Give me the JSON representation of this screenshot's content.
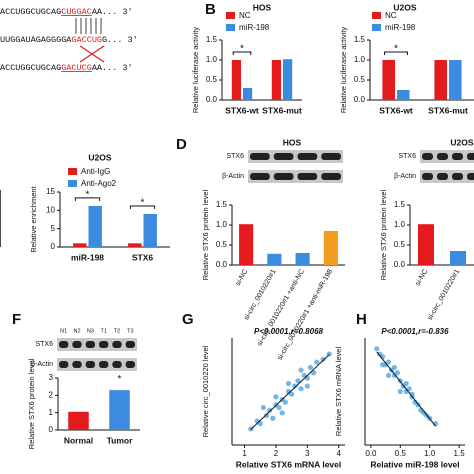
{
  "panel_letters": [
    "B",
    "D",
    "F",
    "G",
    "H"
  ],
  "sequences": [
    [
      "ACCUGGCUGCAG",
      "CUGGAC",
      "AA... 3'"
    ],
    [
      "UUGGAUAGAGGGGA",
      "GACCUG",
      "G... 3'"
    ],
    [
      "ACCUGGCUGCAG",
      "GACUCG",
      "AA... 3'"
    ]
  ],
  "blots": [
    {
      "title": "HOS",
      "rows": [
        "STX6",
        "β-Actin"
      ]
    },
    {
      "title": "U2OS",
      "rows": [
        "STX6",
        "β-Actin"
      ]
    },
    {
      "lanes": [
        "N1",
        "N2",
        "N3",
        "T1",
        "T2",
        "T3"
      ],
      "rows": [
        "STX6",
        "β-Actin"
      ]
    }
  ],
  "chart_data": [
    {
      "type": "bar",
      "title": "HOS",
      "y_label": "Relative luciferase activity",
      "categories": [
        "STX6-wt",
        "STX6-mut"
      ],
      "series": [
        {
          "name": "NC",
          "color": "#e41a1c",
          "values": [
            1.0,
            1.0
          ]
        },
        {
          "name": "miR-198",
          "color": "#3b8be0",
          "values": [
            0.3,
            1.02
          ]
        }
      ],
      "significance": [
        "*",
        null
      ],
      "ylim": [
        0,
        1.5
      ],
      "yticks": [
        {
          "value": 0,
          "label": "0.0"
        },
        {
          "value": 0.5,
          "label": "0.5"
        },
        {
          "value": 1,
          "label": "1.0"
        },
        {
          "value": 1.5,
          "label": "1.5"
        }
      ]
    },
    {
      "type": "bar",
      "title": "U2OS",
      "y_label": "Relative luciferase activity",
      "categories": [
        "STX6-wt",
        "STX6-mut"
      ],
      "series": [
        {
          "name": "NC",
          "color": "#e41a1c",
          "values": [
            1.0,
            1.0
          ]
        },
        {
          "name": "miR-198",
          "color": "#3b8be0",
          "values": [
            0.25,
            1.0
          ]
        }
      ],
      "significance": [
        "*",
        null
      ],
      "ylim": [
        0,
        1.5
      ],
      "yticks": [
        {
          "value": 0,
          "label": "0.0"
        },
        {
          "value": 0.5,
          "label": "0.5"
        },
        {
          "value": 1,
          "label": "1.0"
        },
        {
          "value": 1.5,
          "label": "1.5"
        }
      ]
    },
    {
      "type": "bar",
      "title": "U2OS",
      "y_label": "Relative enrichment",
      "categories": [
        "miR-198",
        "STX6"
      ],
      "series": [
        {
          "name": "Anti-IgG",
          "color": "#e41a1c",
          "values": [
            1,
            1
          ]
        },
        {
          "name": "Anti-Ago2",
          "color": "#3b8be0",
          "values": [
            11.2,
            9
          ]
        }
      ],
      "significance": [
        "*",
        "*"
      ],
      "ylim": [
        0,
        15
      ],
      "yticks": [
        0,
        5,
        10,
        15
      ]
    },
    {
      "type": "bar",
      "y_label": "Relative STX6 protein level",
      "categories": [
        "si-NC",
        "si-circ_0010220#1",
        "si-circ_0010220#1 +anti-NC",
        "si-circ_0010220#1 +anti-miR-198"
      ],
      "values": [
        1.02,
        0.28,
        0.3,
        0.85
      ],
      "colors": [
        "#e41a1c",
        "#3b8be0",
        "#3b8be0",
        "#f39c1f"
      ],
      "ylim": [
        0,
        1.5
      ],
      "yticks": [
        {
          "value": 0,
          "label": "0.0"
        },
        {
          "value": 0.5,
          "label": "0.5"
        },
        {
          "value": 1,
          "label": "1.0"
        },
        {
          "value": 1.5,
          "label": "1.5"
        }
      ]
    },
    {
      "type": "bar",
      "y_label": "Relative STX6 protein level",
      "categories": [
        "si-NC",
        "si-circ_0010220#1"
      ],
      "values": [
        1.02,
        0.35
      ],
      "colors": [
        "#e41a1c",
        "#3b8be0"
      ],
      "ylim": [
        0,
        1.5
      ],
      "yticks": [
        {
          "value": 0,
          "label": "0.0"
        },
        {
          "value": 0.5,
          "label": "0.5"
        },
        {
          "value": 1,
          "label": "1.0"
        },
        {
          "value": 1.5,
          "label": "1.5"
        }
      ]
    },
    {
      "type": "bar",
      "y_label": "Relative STX6 protein level",
      "categories": [
        "Normal",
        "Tumor"
      ],
      "values": [
        1.05,
        2.3
      ],
      "colors": [
        "#e41a1c",
        "#3b8be0"
      ],
      "significance": [
        null,
        "*"
      ],
      "ylim": [
        0,
        3
      ],
      "yticks": [
        0,
        1,
        2,
        3
      ]
    },
    {
      "type": "scatter",
      "annotation": "P<0.0001,r=0.8068",
      "x_label": "Relative STX6 mRNA level",
      "y_label": "Relative circ_0010220 level",
      "color": "#5aa9e6",
      "x": [
        1.2,
        1.4,
        1.5,
        1.7,
        1.8,
        1.9,
        2.0,
        2.1,
        2.2,
        2.3,
        2.4,
        2.5,
        2.6,
        2.7,
        2.8,
        2.9,
        3.0,
        3.1,
        3.2,
        3.3,
        3.5,
        3.7,
        1.6,
        2.0,
        2.4,
        2.8,
        3.0,
        2.2
      ],
      "values": [
        0.6,
        0.9,
        0.8,
        1.1,
        1.3,
        1.0,
        1.5,
        1.4,
        1.7,
        1.6,
        2.0,
        1.9,
        2.2,
        2.4,
        2.1,
        2.6,
        2.5,
        2.9,
        2.7,
        3.1,
        3.2,
        3.4,
        1.4,
        1.8,
        2.3,
        2.8,
        2.2,
        1.2
      ],
      "xlim": [
        0.6,
        4.2
      ],
      "xticks": [
        1,
        2,
        3,
        4
      ],
      "ylim": [
        0,
        4
      ]
    },
    {
      "type": "scatter",
      "annotation": "P<0.0001,r=-0.836",
      "x_label": "Relative miR-198 level",
      "y_label": "Relative STX6 mRNA level",
      "color": "#5aa9e6",
      "x": [
        0.1,
        0.15,
        0.2,
        0.25,
        0.3,
        0.35,
        0.4,
        0.45,
        0.5,
        0.55,
        0.6,
        0.65,
        0.7,
        0.75,
        0.8,
        0.85,
        0.9,
        1.0,
        1.1,
        0.2,
        0.3,
        0.5,
        0.6,
        0.4,
        0.7,
        0.95
      ],
      "values": [
        3.6,
        3.4,
        3.3,
        3.0,
        3.1,
        2.8,
        2.6,
        2.7,
        2.4,
        2.2,
        2.0,
        2.1,
        1.8,
        1.6,
        1.5,
        1.3,
        1.2,
        1.0,
        0.8,
        3.0,
        2.6,
        2.0,
        2.3,
        2.9,
        1.9,
        1.1
      ],
      "xlim": [
        -0.1,
        1.6
      ],
      "xticks": [
        {
          "value": 0,
          "label": "0.0"
        },
        {
          "value": 0.5,
          "label": "0.5"
        },
        {
          "value": 1,
          "label": "1.0"
        },
        {
          "value": 1.5,
          "label": "1.5"
        }
      ],
      "ylim": [
        0,
        4
      ]
    }
  ]
}
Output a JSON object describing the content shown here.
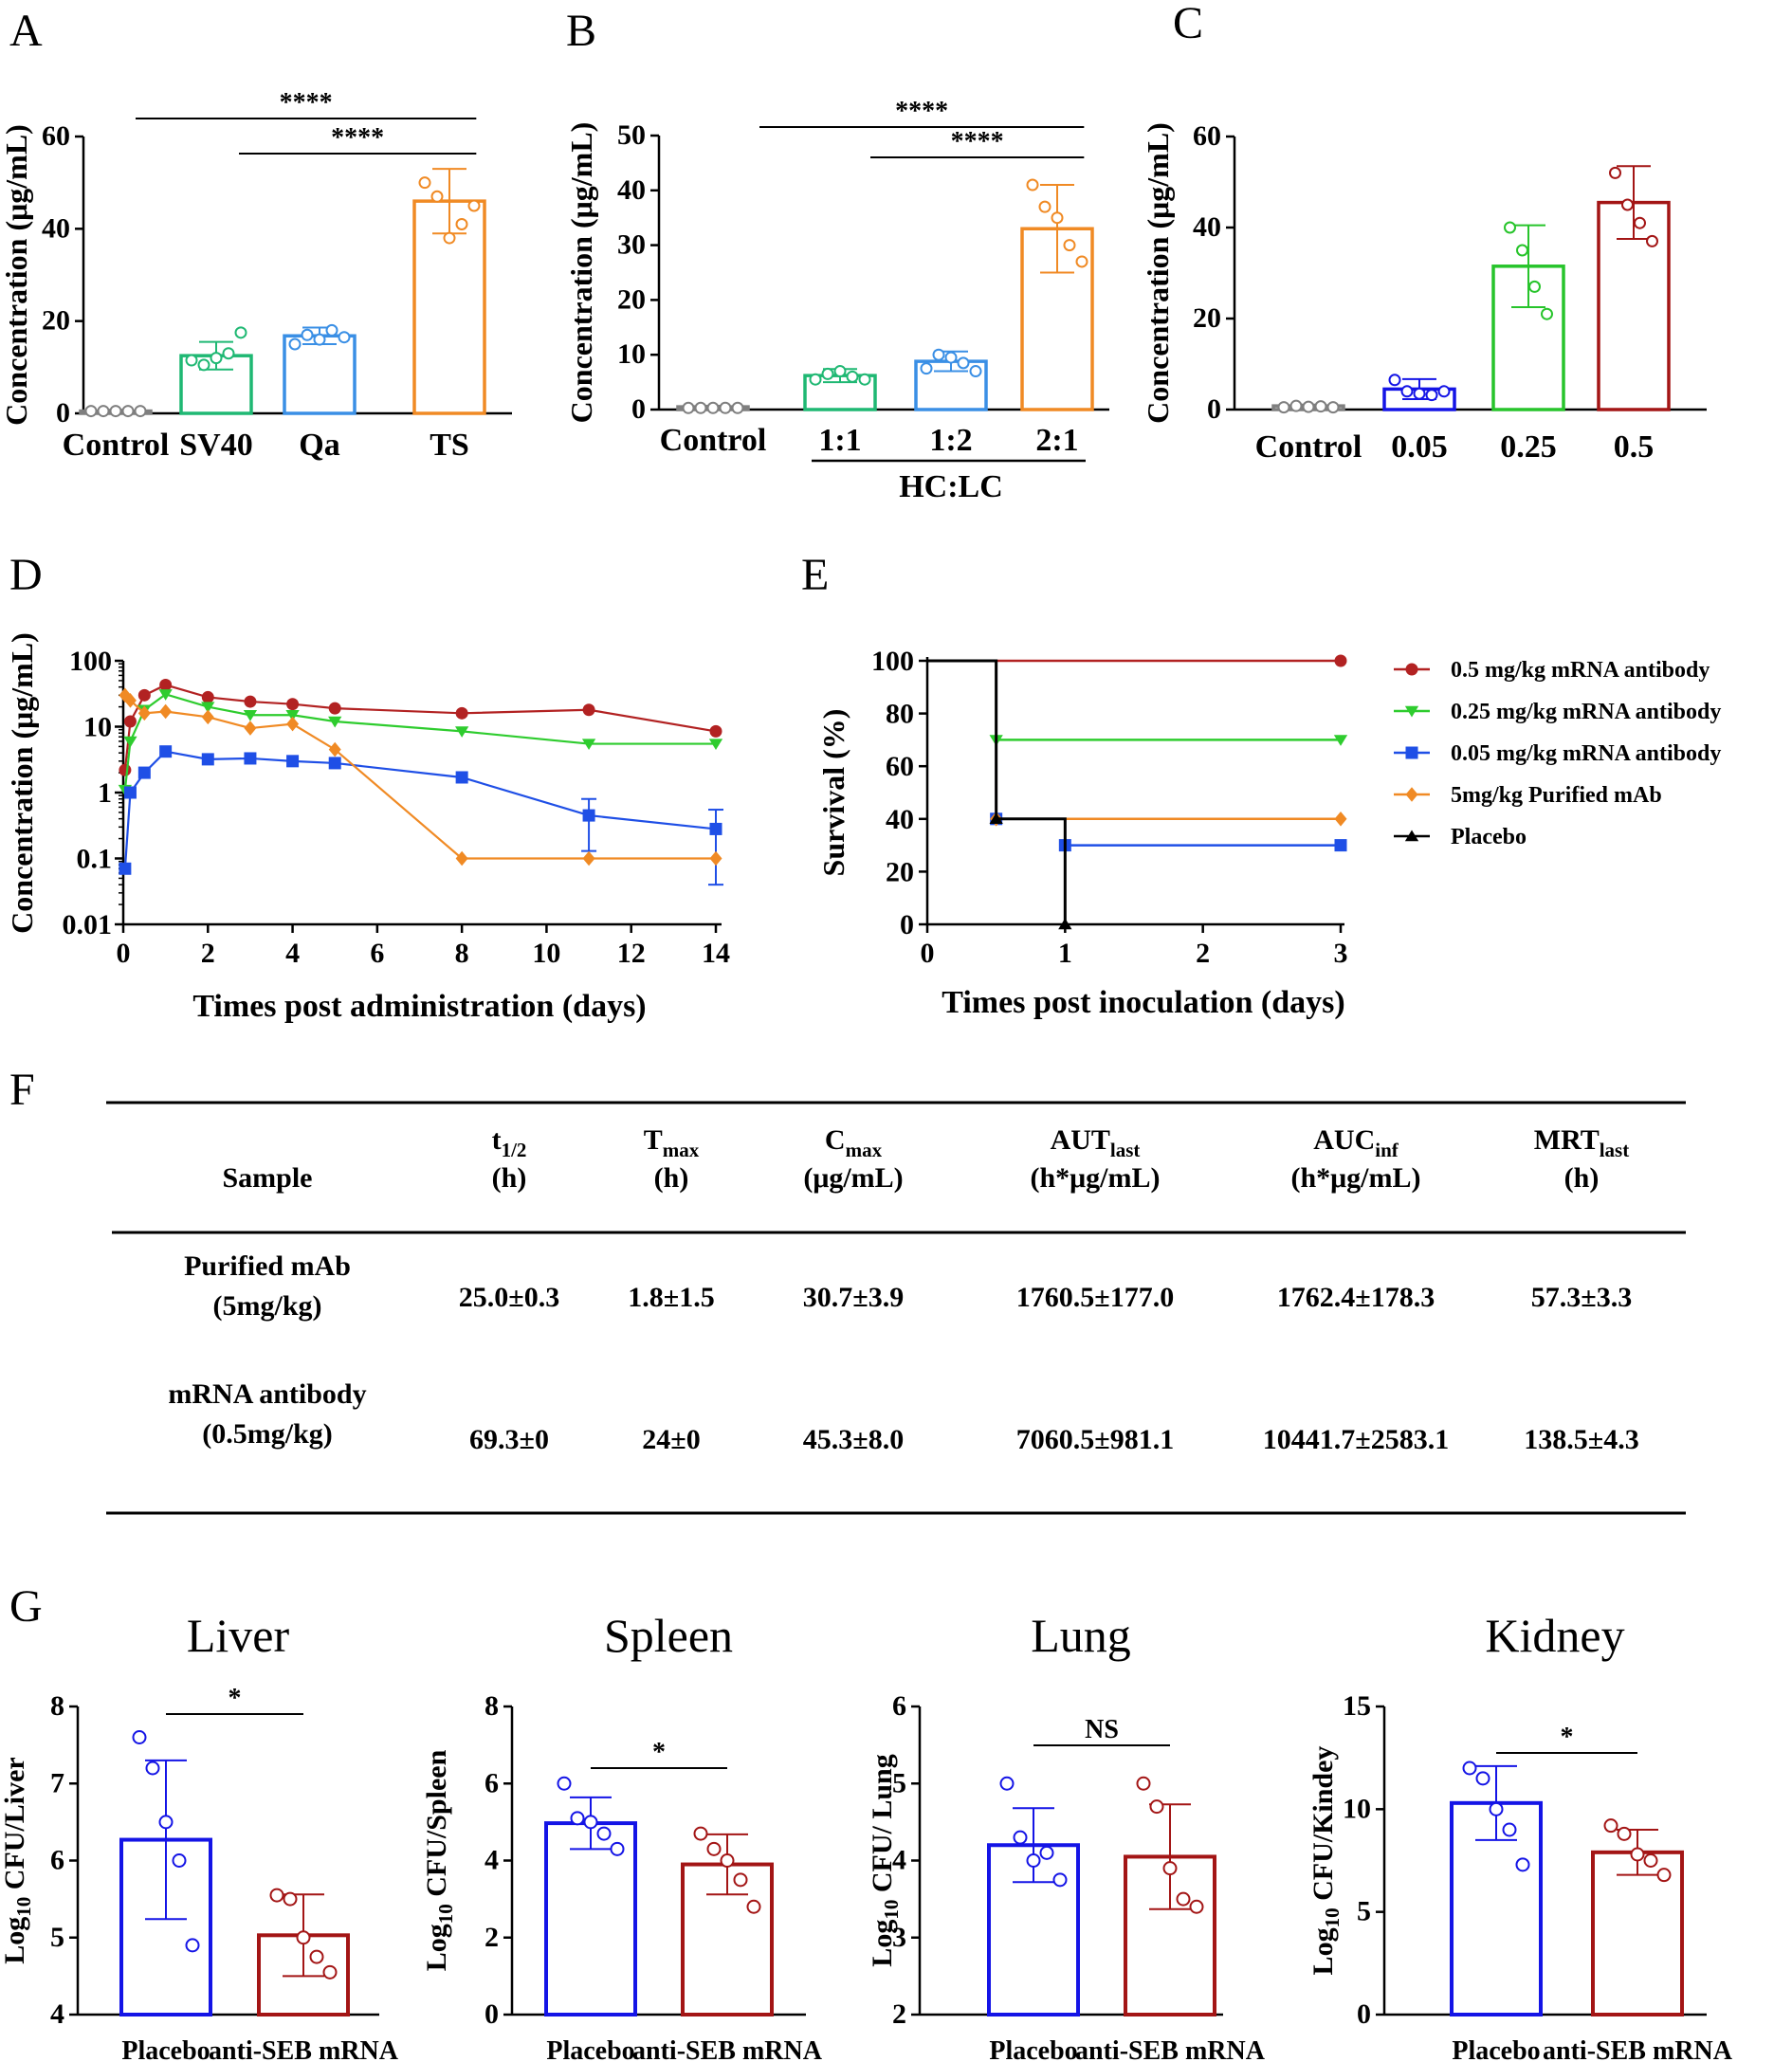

EXERCISE DETAILS — Print every line of the material exactly as written, but drop the pictures.

THE ANSWER —
Give me the JSON representation of this screenshot's content.
{
  "panel_letters": [
    "B",
    "D",
    "F",
    "G",
    "H"
  ],
  "sequences": [
    [
      "ACCUGGCUGCAG",
      "CUGGAC",
      "AA... 3'"
    ],
    [
      "UUGGAUAGAGGGGA",
      "GACCUG",
      "G... 3'"
    ],
    [
      "ACCUGGCUGCAG",
      "GACUCG",
      "AA... 3'"
    ]
  ],
  "blots": [
    {
      "title": "HOS",
      "rows": [
        "STX6",
        "β-Actin"
      ]
    },
    {
      "title": "U2OS",
      "rows": [
        "STX6",
        "β-Actin"
      ]
    },
    {
      "lanes": [
        "N1",
        "N2",
        "N3",
        "T1",
        "T2",
        "T3"
      ],
      "rows": [
        "STX6",
        "β-Actin"
      ]
    }
  ],
  "chart_data": [
    {
      "type": "bar",
      "title": "HOS",
      "y_label": "Relative luciferase activity",
      "categories": [
        "STX6-wt",
        "STX6-mut"
      ],
      "series": [
        {
          "name": "NC",
          "color": "#e41a1c",
          "values": [
            1.0,
            1.0
          ]
        },
        {
          "name": "miR-198",
          "color": "#3b8be0",
          "values": [
            0.3,
            1.02
          ]
        }
      ],
      "significance": [
        "*",
        null
      ],
      "ylim": [
        0,
        1.5
      ],
      "yticks": [
        {
          "value": 0,
          "label": "0.0"
        },
        {
          "value": 0.5,
          "label": "0.5"
        },
        {
          "value": 1,
          "label": "1.0"
        },
        {
          "value": 1.5,
          "label": "1.5"
        }
      ]
    },
    {
      "type": "bar",
      "title": "U2OS",
      "y_label": "Relative luciferase activity",
      "categories": [
        "STX6-wt",
        "STX6-mut"
      ],
      "series": [
        {
          "name": "NC",
          "color": "#e41a1c",
          "values": [
            1.0,
            1.0
          ]
        },
        {
          "name": "miR-198",
          "color": "#3b8be0",
          "values": [
            0.25,
            1.0
          ]
        }
      ],
      "significance": [
        "*",
        null
      ],
      "ylim": [
        0,
        1.5
      ],
      "yticks": [
        {
          "value": 0,
          "label": "0.0"
        },
        {
          "value": 0.5,
          "label": "0.5"
        },
        {
          "value": 1,
          "label": "1.0"
        },
        {
          "value": 1.5,
          "label": "1.5"
        }
      ]
    },
    {
      "type": "bar",
      "title": "U2OS",
      "y_label": "Relative enrichment",
      "categories": [
        "miR-198",
        "STX6"
      ],
      "series": [
        {
          "name": "Anti-IgG",
          "color": "#e41a1c",
          "values": [
            1,
            1
          ]
        },
        {
          "name": "Anti-Ago2",
          "color": "#3b8be0",
          "values": [
            11.2,
            9
          ]
        }
      ],
      "significance": [
        "*",
        "*"
      ],
      "ylim": [
        0,
        15
      ],
      "yticks": [
        0,
        5,
        10,
        15
      ]
    },
    {
      "type": "bar",
      "y_label": "Relative STX6 protein level",
      "categories": [
        "si-NC",
        "si-circ_0010220#1",
        "si-circ_0010220#1 +anti-NC",
        "si-circ_0010220#1 +anti-miR-198"
      ],
      "values": [
        1.02,
        0.28,
        0.3,
        0.85
      ],
      "colors": [
        "#e41a1c",
        "#3b8be0",
        "#3b8be0",
        "#f39c1f"
      ],
      "ylim": [
        0,
        1.5
      ],
      "yticks": [
        {
          "value": 0,
          "label": "0.0"
        },
        {
          "value": 0.5,
          "label": "0.5"
        },
        {
          "value": 1,
          "label": "1.0"
        },
        {
          "value": 1.5,
          "label": "1.5"
        }
      ]
    },
    {
      "type": "bar",
      "y_label": "Relative STX6 protein level",
      "categories": [
        "si-NC",
        "si-circ_0010220#1"
      ],
      "values": [
        1.02,
        0.35
      ],
      "colors": [
        "#e41a1c",
        "#3b8be0"
      ],
      "ylim": [
        0,
        1.5
      ],
      "yticks": [
        {
          "value": 0,
          "label": "0.0"
        },
        {
          "value": 0.5,
          "label": "0.5"
        },
        {
          "value": 1,
          "label": "1.0"
        },
        {
          "value": 1.5,
          "label": "1.5"
        }
      ]
    },
    {
      "type": "bar",
      "y_label": "Relative STX6 protein level",
      "categories": [
        "Normal",
        "Tumor"
      ],
      "values": [
        1.05,
        2.3
      ],
      "colors": [
        "#e41a1c",
        "#3b8be0"
      ],
      "significance": [
        null,
        "*"
      ],
      "ylim": [
        0,
        3
      ],
      "yticks": [
        0,
        1,
        2,
        3
      ]
    },
    {
      "type": "scatter",
      "annotation": "P<0.0001,r=0.8068",
      "x_label": "Relative STX6 mRNA level",
      "y_label": "Relative circ_0010220 level",
      "color": "#5aa9e6",
      "x": [
        1.2,
        1.4,
        1.5,
        1.7,
        1.8,
        1.9,
        2.0,
        2.1,
        2.2,
        2.3,
        2.4,
        2.5,
        2.6,
        2.7,
        2.8,
        2.9,
        3.0,
        3.1,
        3.2,
        3.3,
        3.5,
        3.7,
        1.6,
        2.0,
        2.4,
        2.8,
        3.0,
        2.2
      ],
      "values": [
        0.6,
        0.9,
        0.8,
        1.1,
        1.3,
        1.0,
        1.5,
        1.4,
        1.7,
        1.6,
        2.0,
        1.9,
        2.2,
        2.4,
        2.1,
        2.6,
        2.5,
        2.9,
        2.7,
        3.1,
        3.2,
        3.4,
        1.4,
        1.8,
        2.3,
        2.8,
        2.2,
        1.2
      ],
      "xlim": [
        0.6,
        4.2
      ],
      "xticks": [
        1,
        2,
        3,
        4
      ],
      "ylim": [
        0,
        4
      ]
    },
    {
      "type": "scatter",
      "annotation": "P<0.0001,r=-0.836",
      "x_label": "Relative miR-198 level",
      "y_label": "Relative STX6 mRNA level",
      "color": "#5aa9e6",
      "x": [
        0.1,
        0.15,
        0.2,
        0.25,
        0.3,
        0.35,
        0.4,
        0.45,
        0.5,
        0.55,
        0.6,
        0.65,
        0.7,
        0.75,
        0.8,
        0.85,
        0.9,
        1.0,
        1.1,
        0.2,
        0.3,
        0.5,
        0.6,
        0.4,
        0.7,
        0.95
      ],
      "values": [
        3.6,
        3.4,
        3.3,
        3.0,
        3.1,
        2.8,
        2.6,
        2.7,
        2.4,
        2.2,
        2.0,
        2.1,
        1.8,
        1.6,
        1.5,
        1.3,
        1.2,
        1.0,
        0.8,
        3.0,
        2.6,
        2.0,
        2.3,
        2.9,
        1.9,
        1.1
      ],
      "xlim": [
        -0.1,
        1.6
      ],
      "xticks": [
        {
          "value": 0,
          "label": "0.0"
        },
        {
          "value": 0.5,
          "label": "0.5"
        },
        {
          "value": 1,
          "label": "1.0"
        },
        {
          "value": 1.5,
          "label": "1.5"
        }
      ],
      "ylim": [
        0,
        4
      ]
    }
  ]
}
Output a JSON object describing the content shown here.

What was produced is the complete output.